Dataset entries:

┌──

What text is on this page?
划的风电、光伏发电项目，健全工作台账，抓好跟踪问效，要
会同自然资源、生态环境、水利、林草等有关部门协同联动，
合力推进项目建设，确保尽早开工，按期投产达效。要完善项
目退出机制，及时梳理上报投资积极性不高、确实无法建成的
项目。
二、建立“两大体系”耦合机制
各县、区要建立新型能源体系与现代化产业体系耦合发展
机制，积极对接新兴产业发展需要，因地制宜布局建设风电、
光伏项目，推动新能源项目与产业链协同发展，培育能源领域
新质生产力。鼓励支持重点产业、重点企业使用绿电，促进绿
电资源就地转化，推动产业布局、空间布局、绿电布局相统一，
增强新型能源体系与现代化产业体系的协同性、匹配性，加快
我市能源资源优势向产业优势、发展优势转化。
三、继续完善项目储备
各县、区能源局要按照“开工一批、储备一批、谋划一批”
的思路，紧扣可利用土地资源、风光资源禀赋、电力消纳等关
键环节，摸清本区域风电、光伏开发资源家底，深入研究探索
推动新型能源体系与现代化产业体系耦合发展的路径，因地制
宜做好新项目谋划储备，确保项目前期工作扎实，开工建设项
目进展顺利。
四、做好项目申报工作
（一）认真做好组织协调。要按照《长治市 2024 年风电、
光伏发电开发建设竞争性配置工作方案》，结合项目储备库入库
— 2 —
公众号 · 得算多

└──
┌──

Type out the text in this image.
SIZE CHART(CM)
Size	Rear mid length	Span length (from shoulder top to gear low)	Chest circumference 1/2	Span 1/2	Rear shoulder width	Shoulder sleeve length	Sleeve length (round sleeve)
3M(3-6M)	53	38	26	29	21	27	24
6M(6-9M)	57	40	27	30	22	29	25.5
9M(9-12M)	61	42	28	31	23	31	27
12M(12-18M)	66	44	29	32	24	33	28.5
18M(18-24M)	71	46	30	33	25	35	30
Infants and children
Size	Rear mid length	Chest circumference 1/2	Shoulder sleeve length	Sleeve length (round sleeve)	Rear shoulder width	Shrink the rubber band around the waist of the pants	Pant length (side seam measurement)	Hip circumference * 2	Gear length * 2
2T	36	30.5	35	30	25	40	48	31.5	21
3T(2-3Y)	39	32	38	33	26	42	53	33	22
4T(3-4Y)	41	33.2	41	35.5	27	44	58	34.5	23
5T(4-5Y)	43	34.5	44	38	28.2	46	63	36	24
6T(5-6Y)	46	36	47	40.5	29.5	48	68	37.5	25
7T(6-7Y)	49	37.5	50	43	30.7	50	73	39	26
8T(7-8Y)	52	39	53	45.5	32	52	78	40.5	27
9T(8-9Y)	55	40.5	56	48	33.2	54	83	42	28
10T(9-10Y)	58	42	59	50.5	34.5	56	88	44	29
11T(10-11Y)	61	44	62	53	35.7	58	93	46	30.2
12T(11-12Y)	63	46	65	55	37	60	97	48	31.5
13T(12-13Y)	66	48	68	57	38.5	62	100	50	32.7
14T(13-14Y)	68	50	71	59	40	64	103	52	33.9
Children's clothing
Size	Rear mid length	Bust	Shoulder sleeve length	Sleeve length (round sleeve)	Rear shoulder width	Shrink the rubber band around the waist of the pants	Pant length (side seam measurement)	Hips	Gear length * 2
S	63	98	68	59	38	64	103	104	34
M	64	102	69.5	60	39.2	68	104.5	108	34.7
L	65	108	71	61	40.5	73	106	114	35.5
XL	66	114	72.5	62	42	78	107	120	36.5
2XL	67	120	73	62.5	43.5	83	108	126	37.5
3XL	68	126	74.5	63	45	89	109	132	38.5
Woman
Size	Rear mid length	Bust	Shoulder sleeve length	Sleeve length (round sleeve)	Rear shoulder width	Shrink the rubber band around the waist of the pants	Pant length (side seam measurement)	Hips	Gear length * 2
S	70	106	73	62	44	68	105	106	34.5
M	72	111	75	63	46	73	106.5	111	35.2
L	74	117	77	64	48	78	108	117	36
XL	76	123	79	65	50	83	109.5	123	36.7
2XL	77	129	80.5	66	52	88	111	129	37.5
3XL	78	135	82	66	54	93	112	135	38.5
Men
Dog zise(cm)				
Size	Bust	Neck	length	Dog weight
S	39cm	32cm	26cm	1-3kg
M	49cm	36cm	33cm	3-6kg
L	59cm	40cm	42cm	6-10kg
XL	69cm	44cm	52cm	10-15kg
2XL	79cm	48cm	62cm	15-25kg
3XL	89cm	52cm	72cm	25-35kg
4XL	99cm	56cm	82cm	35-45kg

└──
┌──

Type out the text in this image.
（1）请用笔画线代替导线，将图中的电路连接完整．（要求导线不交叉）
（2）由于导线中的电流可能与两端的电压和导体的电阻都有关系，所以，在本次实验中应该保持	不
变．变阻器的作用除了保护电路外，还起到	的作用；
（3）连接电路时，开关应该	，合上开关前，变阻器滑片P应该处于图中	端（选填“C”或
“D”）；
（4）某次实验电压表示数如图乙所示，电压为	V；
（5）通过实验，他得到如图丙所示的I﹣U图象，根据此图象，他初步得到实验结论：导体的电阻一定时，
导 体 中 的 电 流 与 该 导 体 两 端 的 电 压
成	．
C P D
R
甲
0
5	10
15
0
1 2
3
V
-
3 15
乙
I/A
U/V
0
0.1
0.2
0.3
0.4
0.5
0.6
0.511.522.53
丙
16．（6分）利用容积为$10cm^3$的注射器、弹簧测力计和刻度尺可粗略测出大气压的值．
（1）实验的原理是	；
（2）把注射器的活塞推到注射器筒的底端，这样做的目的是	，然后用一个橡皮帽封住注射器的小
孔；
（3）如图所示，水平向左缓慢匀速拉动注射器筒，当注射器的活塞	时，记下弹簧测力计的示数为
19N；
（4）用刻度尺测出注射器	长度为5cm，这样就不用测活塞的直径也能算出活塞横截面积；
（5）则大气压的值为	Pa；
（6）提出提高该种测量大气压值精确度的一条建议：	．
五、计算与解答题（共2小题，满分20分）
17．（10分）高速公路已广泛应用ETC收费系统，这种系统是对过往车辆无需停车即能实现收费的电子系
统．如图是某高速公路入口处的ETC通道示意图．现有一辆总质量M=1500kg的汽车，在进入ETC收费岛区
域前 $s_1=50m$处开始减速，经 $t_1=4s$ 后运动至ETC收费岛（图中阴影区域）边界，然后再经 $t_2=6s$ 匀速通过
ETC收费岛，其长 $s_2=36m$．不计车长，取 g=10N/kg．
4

└──

- _REQUIREMENTS_:
For each line in the data above that contains the string "circumference", extract the line.

- _WRITTEN ANSWER_:
Size	Rear mid length	Span length (from shoulder top to gear low)	Chest circumference 1/2	Span 1/2	Rear shoulder width	Shoulder sleeve length	Sleeve length (round sleeve)
Size	Rear mid length	Chest circumference 1/2	Shoulder sleeve length	Sleeve length (round sleeve)	Rear shoulder width	Shrink the rubber band around the waist of the pants	Pant length (side seam measurement)	Hip circumference * 2	Gear length * 2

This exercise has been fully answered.